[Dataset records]
--

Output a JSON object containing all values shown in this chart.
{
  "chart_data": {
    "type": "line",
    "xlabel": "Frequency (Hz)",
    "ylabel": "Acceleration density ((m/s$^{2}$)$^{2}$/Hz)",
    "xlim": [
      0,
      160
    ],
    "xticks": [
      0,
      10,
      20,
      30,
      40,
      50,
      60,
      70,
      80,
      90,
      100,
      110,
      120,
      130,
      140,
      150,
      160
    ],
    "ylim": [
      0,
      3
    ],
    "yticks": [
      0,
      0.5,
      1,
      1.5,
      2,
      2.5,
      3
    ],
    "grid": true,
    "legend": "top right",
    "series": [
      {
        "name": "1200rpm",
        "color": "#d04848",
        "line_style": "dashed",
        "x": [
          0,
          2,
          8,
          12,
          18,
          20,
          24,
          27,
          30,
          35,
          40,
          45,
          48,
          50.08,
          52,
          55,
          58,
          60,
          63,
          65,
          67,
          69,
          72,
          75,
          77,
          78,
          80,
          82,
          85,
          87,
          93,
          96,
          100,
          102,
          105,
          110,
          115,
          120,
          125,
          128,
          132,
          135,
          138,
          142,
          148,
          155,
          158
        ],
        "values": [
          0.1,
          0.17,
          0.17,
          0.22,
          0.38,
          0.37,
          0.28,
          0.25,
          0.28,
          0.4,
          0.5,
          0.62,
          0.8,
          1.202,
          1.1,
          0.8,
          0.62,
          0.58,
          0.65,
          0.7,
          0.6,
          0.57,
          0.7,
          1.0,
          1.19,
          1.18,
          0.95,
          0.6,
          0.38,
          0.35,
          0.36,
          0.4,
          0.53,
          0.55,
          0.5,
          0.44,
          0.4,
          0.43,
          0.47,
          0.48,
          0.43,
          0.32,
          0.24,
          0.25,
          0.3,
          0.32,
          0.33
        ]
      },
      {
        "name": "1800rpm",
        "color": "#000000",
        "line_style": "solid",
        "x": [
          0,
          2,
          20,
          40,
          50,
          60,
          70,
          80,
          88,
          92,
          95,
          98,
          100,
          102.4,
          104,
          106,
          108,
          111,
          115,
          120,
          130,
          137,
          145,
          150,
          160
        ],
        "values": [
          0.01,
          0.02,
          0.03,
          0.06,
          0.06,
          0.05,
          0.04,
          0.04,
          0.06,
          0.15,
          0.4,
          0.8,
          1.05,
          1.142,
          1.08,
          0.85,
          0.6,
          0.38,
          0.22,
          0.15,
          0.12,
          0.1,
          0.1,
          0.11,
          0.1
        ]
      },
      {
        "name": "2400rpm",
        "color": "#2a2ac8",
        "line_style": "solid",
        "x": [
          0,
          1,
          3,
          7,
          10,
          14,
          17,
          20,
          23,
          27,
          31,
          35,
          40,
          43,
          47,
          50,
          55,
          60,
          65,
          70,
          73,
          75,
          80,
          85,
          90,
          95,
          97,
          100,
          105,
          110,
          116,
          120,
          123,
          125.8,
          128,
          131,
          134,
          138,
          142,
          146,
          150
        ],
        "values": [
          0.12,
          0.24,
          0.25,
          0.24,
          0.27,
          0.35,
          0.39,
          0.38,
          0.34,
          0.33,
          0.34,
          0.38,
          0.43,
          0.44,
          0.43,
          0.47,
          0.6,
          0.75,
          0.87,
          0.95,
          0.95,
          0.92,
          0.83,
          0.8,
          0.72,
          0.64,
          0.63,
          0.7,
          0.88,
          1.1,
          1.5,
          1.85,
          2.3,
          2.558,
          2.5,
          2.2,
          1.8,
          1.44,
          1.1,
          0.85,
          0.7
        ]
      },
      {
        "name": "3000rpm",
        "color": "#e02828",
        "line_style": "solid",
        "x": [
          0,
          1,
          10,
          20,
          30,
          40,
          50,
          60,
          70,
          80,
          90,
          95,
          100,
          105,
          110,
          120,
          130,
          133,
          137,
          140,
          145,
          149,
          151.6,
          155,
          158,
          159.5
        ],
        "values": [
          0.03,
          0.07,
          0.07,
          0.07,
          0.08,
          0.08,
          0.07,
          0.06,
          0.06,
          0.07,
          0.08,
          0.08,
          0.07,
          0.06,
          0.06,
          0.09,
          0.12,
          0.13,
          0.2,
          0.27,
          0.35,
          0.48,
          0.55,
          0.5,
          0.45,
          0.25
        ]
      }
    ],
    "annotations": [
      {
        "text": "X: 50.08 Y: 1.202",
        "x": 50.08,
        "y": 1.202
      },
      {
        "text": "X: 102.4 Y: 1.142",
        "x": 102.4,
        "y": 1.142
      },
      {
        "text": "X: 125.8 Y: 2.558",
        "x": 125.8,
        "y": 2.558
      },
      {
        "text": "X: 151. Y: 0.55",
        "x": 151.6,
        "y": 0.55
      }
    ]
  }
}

--

The entries above must be returned exactly.

Exercise response
Output a JSON object containing all values shown in this chart.
{
  "chart_data": {
    "type": "line",
    "xlabel": "Frequency (Hz)",
    "ylabel": "Acceleration density ((m/s$^{2}$)$^{2}$/Hz)",
    "xlim": [
      0,
      160
    ],
    "xticks": [
      0,
      10,
      20,
      30,
      40,
      50,
      60,
      70,
      80,
      90,
      100,
      110,
      120,
      130,
      140,
      150,
      160
    ],
    "ylim": [
      0,
      3
    ],
    "yticks": [
      0,
      0.5,
      1,
      1.5,
      2,
      2.5,
      3
    ],
    "grid": true,
    "legend": "top right",
    "series": [
      {
        "name": "1200rpm",
        "color": "#d04848",
        "line_style": "dashed",
        "x": [
          0,
          2,
          8,
          12,
          18,
          20,
          24,
          27,
          30,
          35,
          40,
          45,
          48,
          50.08,
          52,
          55,
          58,
          60,
          63,
          65,
          67,
          69,
          72,
          75,
          77,
          78,
          80,
          82,
          85,
          87,
          93,
          96,
          100,
          102,
          105,
          110,
          115,
          120,
          125,
          128,
          132,
          135,
          138,
          142,
          148,
          155,
          158
        ],
        "values": [
          0.1,
          0.17,
          0.17,
          0.22,
          0.38,
          0.37,
          0.28,
          0.25,
          0.28,
          0.4,
          0.5,
          0.62,
          0.8,
          1.202,
          1.1,
          0.8,
          0.62,
          0.58,
          0.65,
          0.7,
          0.6,
          0.57,
          0.7,
          1.0,
          1.19,
          1.18,
          0.95,
          0.6,
          0.38,
          0.35,
          0.36,
          0.4,
          0.53,
          0.55,
          0.5,
          0.44,
          0.4,
          0.43,
          0.47,
          0.48,
          0.43,
          0.32,
          0.24,
          0.25,
          0.3,
          0.32,
          0.33
        ]
      },
      {
        "name": "1800rpm",
        "color": "#000000",
        "line_style": "solid",
        "x": [
          0,
          2,
          20,
          40,
          50,
          60,
          70,
          80,
          88,
          92,
          95,
          98,
          100,
          102.4,
          104,
          106,
          108,
          111,
          115,
          120,
          130,
          137,
          145,
          150,
          160
        ],
        "values": [
          0.01,
          0.02,
          0.03,
          0.06,
          0.06,
          0.05,
          0.04,
          0.04,
          0.06,
          0.15,
          0.4,
          0.8,
          1.05,
          1.142,
          1.08,
          0.85,
          0.6,
          0.38,
          0.22,
          0.15,
          0.12,
          0.1,
          0.1,
          0.11,
          0.1
        ]
      },
      {
        "name": "2400rpm",
        "color": "#2a2ac8",
        "line_style": "solid",
        "x": [
          0,
          1,
          3,
          7,
          10,
          14,
          17,
          20,
          23,
          27,
          31,
          35,
          40,
          43,
          47,
          50,
          55,
          60,
          65,
          70,
          73,
          75,
          80,
          85,
          90,
          95,
          97,
          100,
          105,
          110,
          116,
          120,
          123,
          125.8,
          128,
          131,
          134,
          138,
          142,
          146,
          150
        ],
        "values": [
          0.12,
          0.24,
          0.25,
          0.24,
          0.27,
          0.35,
          0.39,
          0.38,
          0.34,
          0.33,
          0.34,
          0.38,
          0.43,
          0.44,
          0.43,
          0.47,
          0.6,
          0.75,
          0.87,
          0.95,
          0.95,
          0.92,
          0.83,
          0.8,
          0.72,
          0.64,
          0.63,
          0.7,
          0.88,
          1.1,
          1.5,
          1.85,
          2.3,
          2.558,
          2.5,
          2.2,
          1.8,
          1.44,
          1.1,
          0.85,
          0.7
        ]
      },
      {
        "name": "3000rpm",
        "color": "#e02828",
        "line_style": "solid",
        "x": [
          0,
          1,
          10,
          20,
          30,
          40,
          50,
          60,
          70,
          80,
          90,
          95,
          100,
          105,
          110,
          120,
          130,
          133,
          137,
          140,
          145,
          149,
          151.6,
          155,
          158,
          159.5
        ],
        "values": [
          0.03,
          0.07,
          0.07,
          0.07,
          0.08,
          0.08,
          0.07,
          0.06,
          0.06,
          0.07,
          0.08,
          0.08,
          0.07,
          0.06,
          0.06,
          0.09,
          0.12,
          0.13,
          0.2,
          0.27,
          0.35,
          0.48,
          0.55,
          0.5,
          0.45,
          0.25
        ]
      }
    ],
    "annotations": [
      {
        "text": "X: 50.08 Y: 1.202",
        "x": 50.08,
        "y": 1.202
      },
      {
        "text": "X: 102.4 Y: 1.142",
        "x": 102.4,
        "y": 1.142
      },
      {
        "text": "X: 125.8 Y: 2.558",
        "x": 125.8,
        "y": 2.558
      },
      {
        "text": "X: 151. Y: 0.55",
        "x": 151.6,
        "y": 0.55
      }
    ]
  }
}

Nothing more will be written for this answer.